_REQUIRED ACTION:_ Identify all lines of the data containing the string "this" and copy them.

_LISTED ENTRIES:_
::::

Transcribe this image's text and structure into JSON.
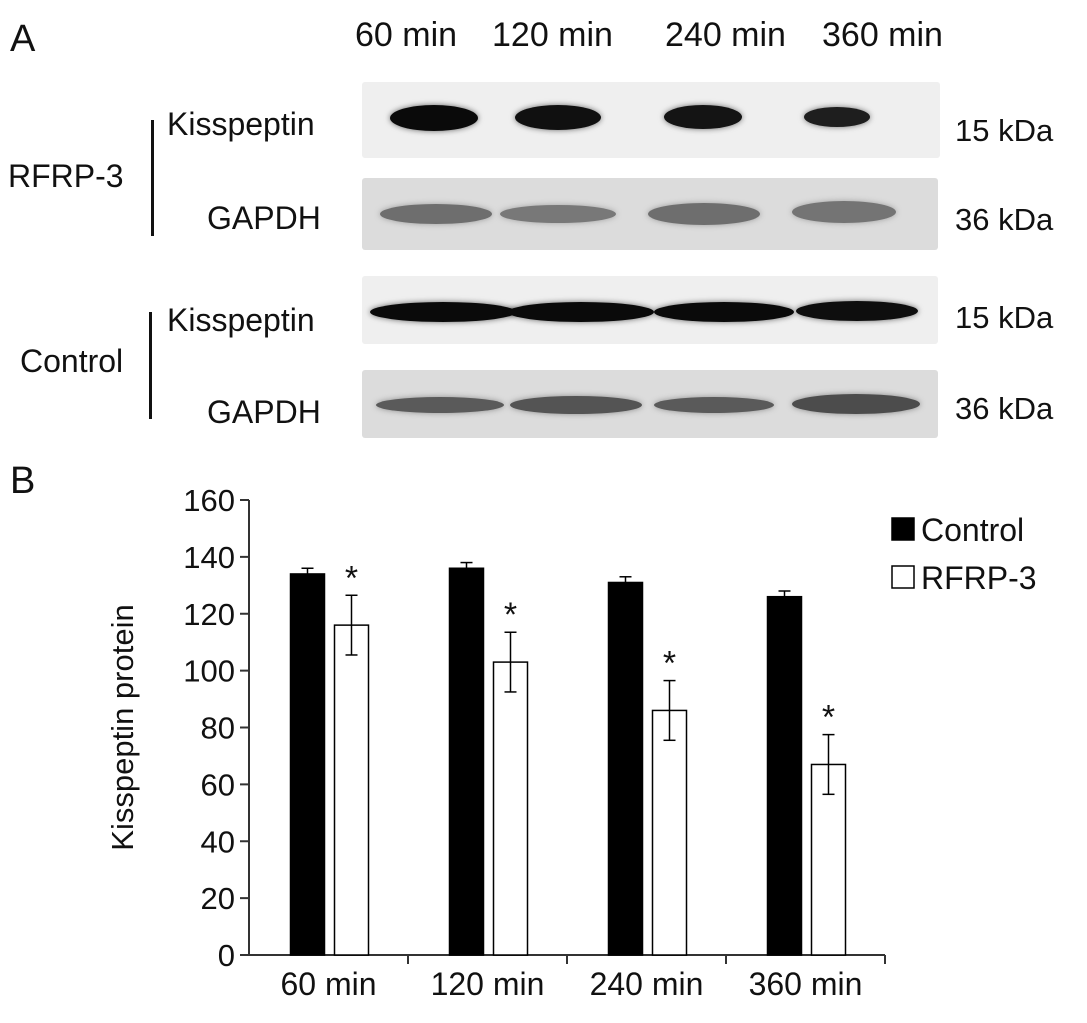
{
  "panel_a": {
    "letter": "A",
    "lanes": [
      "60 min",
      "120 min",
      "240 min",
      "360 min"
    ],
    "groups": [
      {
        "label": "RFRP-3",
        "rows": [
          {
            "label": "Kisspeptin",
            "kda": "15 kDa",
            "intensity": [
              0.95,
              0.92,
              0.9,
              0.85
            ]
          },
          {
            "label": "GAPDH",
            "kda": "36 kDa",
            "intensity": [
              0.45,
              0.4,
              0.45,
              0.42
            ]
          }
        ]
      },
      {
        "label": "Control",
        "rows": [
          {
            "label": "Kisspeptin",
            "kda": "15 kDa",
            "intensity": [
              0.95,
              0.95,
              0.95,
              0.93
            ]
          },
          {
            "label": "GAPDH",
            "kda": "36 kDa",
            "intensity": [
              0.55,
              0.58,
              0.55,
              0.62
            ]
          }
        ]
      }
    ]
  },
  "panel_b": {
    "letter": "B"
  },
  "chart_data": {
    "type": "bar",
    "categories": [
      "60 min",
      "120 min",
      "240 min",
      "360 min"
    ],
    "series": [
      {
        "name": "Control",
        "values": [
          134,
          136,
          131,
          126
        ],
        "errors": [
          2,
          2,
          2,
          2
        ],
        "color": "#000000"
      },
      {
        "name": "RFRP-3",
        "values": [
          116,
          103,
          86,
          67
        ],
        "errors": [
          10.5,
          10.5,
          10.5,
          10.5
        ],
        "color": "#ffffff",
        "annotations": [
          "*",
          "*",
          "*",
          "*"
        ]
      }
    ],
    "ylabel": "Kisspeptin protein",
    "ylim": [
      0,
      160
    ],
    "yticks": [
      0,
      20,
      40,
      60,
      80,
      100,
      120,
      140,
      160
    ],
    "legend_position": "top-right",
    "grid": false
  }
}
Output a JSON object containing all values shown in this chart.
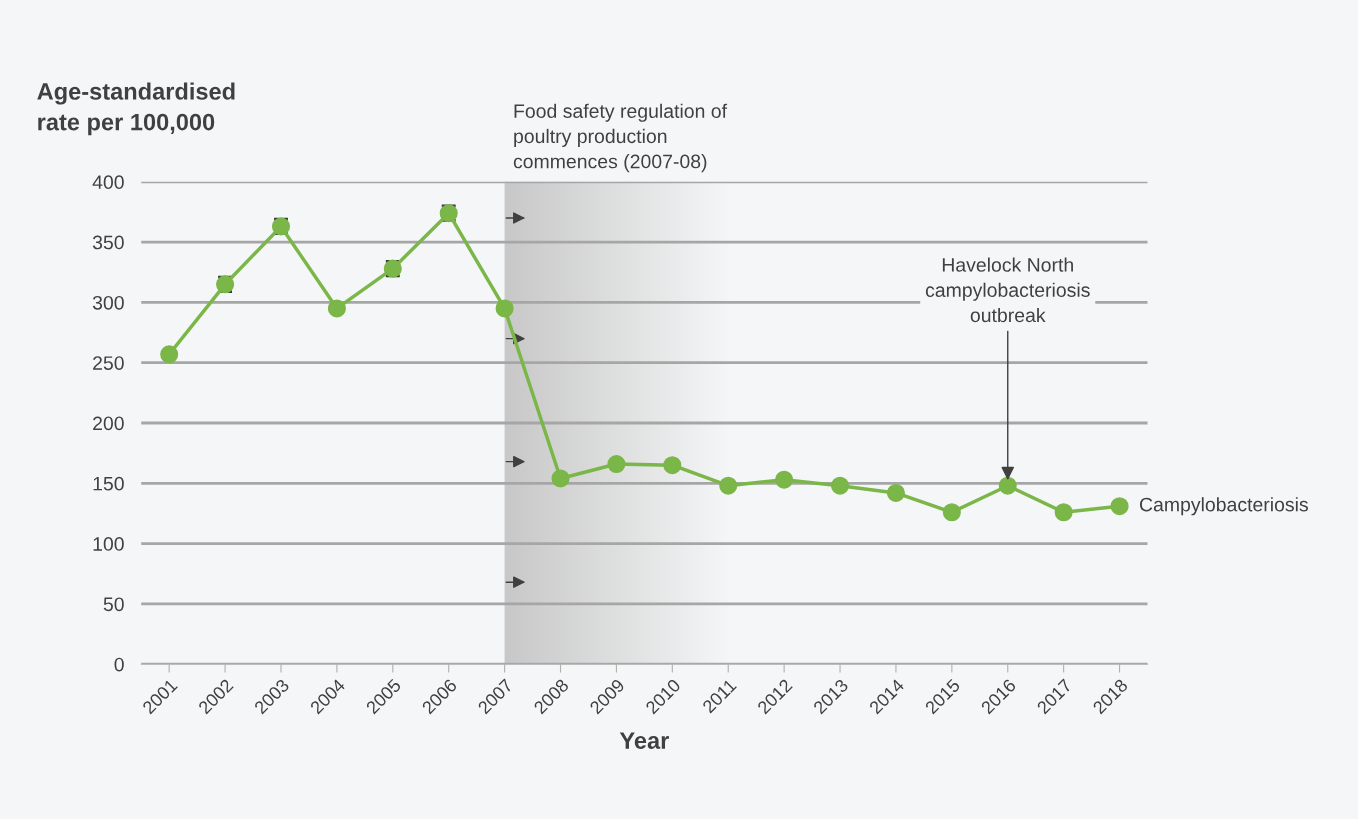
{
  "chart_data": {
    "type": "line",
    "xlabel": "Year",
    "ylabel": "Age-standardised\nrate per 100,000",
    "categories": [
      "2001",
      "2002",
      "2003",
      "2004",
      "2005",
      "2006",
      "2007",
      "2008",
      "2009",
      "2010",
      "2011",
      "2012",
      "2013",
      "2014",
      "2015",
      "2016",
      "2017",
      "2018"
    ],
    "series": [
      {
        "name": "Campylobacteriosis",
        "color": "#7ab648",
        "values": [
          257,
          315,
          363,
          295,
          328,
          374,
          295,
          154,
          166,
          165,
          148,
          153,
          148,
          142,
          126,
          148,
          126,
          131
        ],
        "errors": [
          null,
          6,
          6,
          null,
          6,
          6,
          null,
          null,
          null,
          null,
          null,
          null,
          null,
          null,
          null,
          null,
          null,
          null
        ]
      }
    ],
    "ylim": [
      0,
      400
    ],
    "yticks": [
      0,
      50,
      100,
      150,
      200,
      250,
      300,
      350,
      400
    ],
    "grid": "y",
    "marker": "circle",
    "line_style": "solid",
    "legend": false,
    "bands": [
      {
        "axis": "x",
        "from": "2007",
        "to": "2011",
        "label": "Food safety regulation of\npoultry production\ncommences (2007-08)",
        "color": "#c8c8c8"
      }
    ],
    "annotations": [
      {
        "text": "Havelock North\ncampylobacteriosis\noutbreak",
        "x": "2016",
        "y": 148
      }
    ]
  }
}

::::

_RESULT BELOW:_
Transcribe this image's text and structure into JSON.
Output a JSON object containing all values shown in this chart.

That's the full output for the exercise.